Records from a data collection
□ □ □ □ □

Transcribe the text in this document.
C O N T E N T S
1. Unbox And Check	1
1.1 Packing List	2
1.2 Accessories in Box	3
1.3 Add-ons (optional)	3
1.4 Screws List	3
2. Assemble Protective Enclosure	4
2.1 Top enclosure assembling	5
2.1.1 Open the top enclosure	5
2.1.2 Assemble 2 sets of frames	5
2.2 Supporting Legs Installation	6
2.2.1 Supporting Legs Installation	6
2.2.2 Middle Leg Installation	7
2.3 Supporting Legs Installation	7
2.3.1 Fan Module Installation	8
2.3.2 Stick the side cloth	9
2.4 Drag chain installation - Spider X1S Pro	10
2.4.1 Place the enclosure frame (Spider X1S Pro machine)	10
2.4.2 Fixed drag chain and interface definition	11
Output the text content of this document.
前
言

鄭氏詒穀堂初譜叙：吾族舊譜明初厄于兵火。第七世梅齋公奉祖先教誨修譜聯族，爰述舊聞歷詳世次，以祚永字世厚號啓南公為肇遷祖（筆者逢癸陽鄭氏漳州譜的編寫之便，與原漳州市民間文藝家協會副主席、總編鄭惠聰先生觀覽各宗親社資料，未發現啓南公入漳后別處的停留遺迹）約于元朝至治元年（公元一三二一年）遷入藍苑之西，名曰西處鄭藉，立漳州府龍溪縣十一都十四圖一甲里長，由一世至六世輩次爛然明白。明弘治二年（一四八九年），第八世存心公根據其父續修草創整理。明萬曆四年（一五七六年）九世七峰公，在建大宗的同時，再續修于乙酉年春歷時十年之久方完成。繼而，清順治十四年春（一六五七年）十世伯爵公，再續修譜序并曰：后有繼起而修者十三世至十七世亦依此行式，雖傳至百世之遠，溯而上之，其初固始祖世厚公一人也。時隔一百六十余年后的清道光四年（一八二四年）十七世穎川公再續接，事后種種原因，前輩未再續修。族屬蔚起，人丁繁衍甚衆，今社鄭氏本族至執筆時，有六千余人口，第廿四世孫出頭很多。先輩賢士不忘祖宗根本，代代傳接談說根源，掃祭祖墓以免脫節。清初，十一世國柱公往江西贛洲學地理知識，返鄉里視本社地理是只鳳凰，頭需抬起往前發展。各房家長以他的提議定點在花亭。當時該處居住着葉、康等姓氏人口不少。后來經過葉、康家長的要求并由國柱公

□ □ □ □ □

◆ WHAT YOU SHOULD DO ◆
Only the lines from the one that contains "Output the text content of this document." to the end of the entries above should be given again, exactly and in full.

◆ ANSWER TO THIS EXERCISE ◆
Output the text content of this document.
前
言

鄭氏詒穀堂初譜叙：吾族舊譜明初厄于兵火。第七世梅齋公奉祖先教誨修譜聯族，爰述舊聞歷詳世次，以祚永字世厚號啓南公為肇遷祖（筆者逢癸陽鄭氏漳州譜的編寫之便，與原漳州市民間文藝家協會副主席、總編鄭惠聰先生觀覽各宗親社資料，未發現啓南公入漳后別處的停留遺迹）約于元朝至治元年（公元一三二一年）遷入藍苑之西，名曰西處鄭藉，立漳州府龍溪縣十一都十四圖一甲里長，由一世至六世輩次爛然明白。明弘治二年（一四八九年），第八世存心公根據其父續修草創整理。明萬曆四年（一五七六年）九世七峰公，在建大宗的同時，再續修于乙酉年春歷時十年之久方完成。繼而，清順治十四年春（一六五七年）十世伯爵公，再續修譜序并曰：后有繼起而修者十三世至十七世亦依此行式，雖傳至百世之遠，溯而上之，其初固始祖世厚公一人也。時隔一百六十余年后的清道光四年（一八二四年）十七世穎川公再續接，事后種種原因，前輩未再續修。族屬蔚起，人丁繁衍甚衆，今社鄭氏本族至執筆時，有六千余人口，第廿四世孫出頭很多。先輩賢士不忘祖宗根本，代代傳接談說根源，掃祭祖墓以免脫節。清初，十一世國柱公往江西贛洲學地理知識，返鄉里視本社地理是只鳳凰，頭需抬起往前發展。各房家長以他的提議定點在花亭。當時該處居住着葉、康等姓氏人口不少。后來經過葉、康家長的要求并由國柱公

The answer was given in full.